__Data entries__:
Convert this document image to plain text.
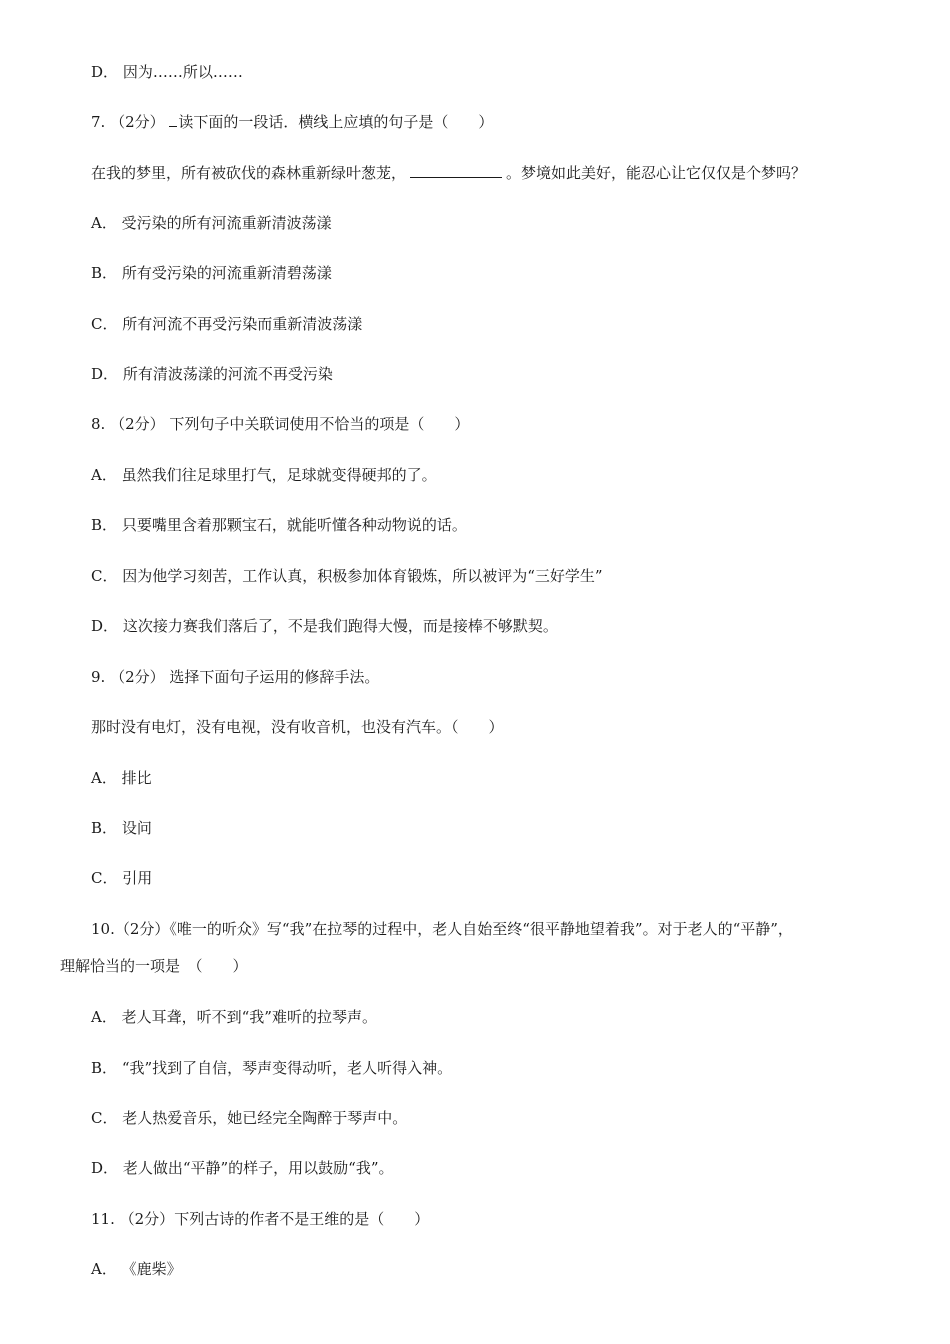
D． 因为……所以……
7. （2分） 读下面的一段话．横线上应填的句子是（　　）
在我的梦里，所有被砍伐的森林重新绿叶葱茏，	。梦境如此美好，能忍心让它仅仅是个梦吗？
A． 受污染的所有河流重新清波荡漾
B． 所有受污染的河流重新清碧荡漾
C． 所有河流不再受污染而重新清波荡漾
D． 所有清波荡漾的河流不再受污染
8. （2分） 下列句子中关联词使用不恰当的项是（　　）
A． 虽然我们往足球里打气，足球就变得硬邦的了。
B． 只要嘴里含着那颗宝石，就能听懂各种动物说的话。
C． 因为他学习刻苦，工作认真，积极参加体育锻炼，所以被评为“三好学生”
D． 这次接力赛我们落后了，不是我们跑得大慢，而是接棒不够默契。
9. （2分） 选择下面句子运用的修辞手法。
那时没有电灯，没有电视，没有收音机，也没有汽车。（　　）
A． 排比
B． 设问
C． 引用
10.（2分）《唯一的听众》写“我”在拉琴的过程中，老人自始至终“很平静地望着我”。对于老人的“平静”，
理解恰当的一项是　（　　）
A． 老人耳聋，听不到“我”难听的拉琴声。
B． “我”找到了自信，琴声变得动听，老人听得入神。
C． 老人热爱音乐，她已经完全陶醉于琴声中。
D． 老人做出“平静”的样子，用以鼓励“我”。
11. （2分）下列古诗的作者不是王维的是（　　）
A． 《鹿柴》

...

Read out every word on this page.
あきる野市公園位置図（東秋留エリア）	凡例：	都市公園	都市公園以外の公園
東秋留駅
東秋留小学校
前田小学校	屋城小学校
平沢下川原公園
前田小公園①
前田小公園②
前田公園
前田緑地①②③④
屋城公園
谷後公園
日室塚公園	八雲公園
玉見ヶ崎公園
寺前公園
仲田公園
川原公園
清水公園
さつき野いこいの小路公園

__YOUR GOAL__:
Work out how many lines of the listing above include "this". Answer with the number and nothing more.

__RESPONSE TO THE EXERCISE__:
2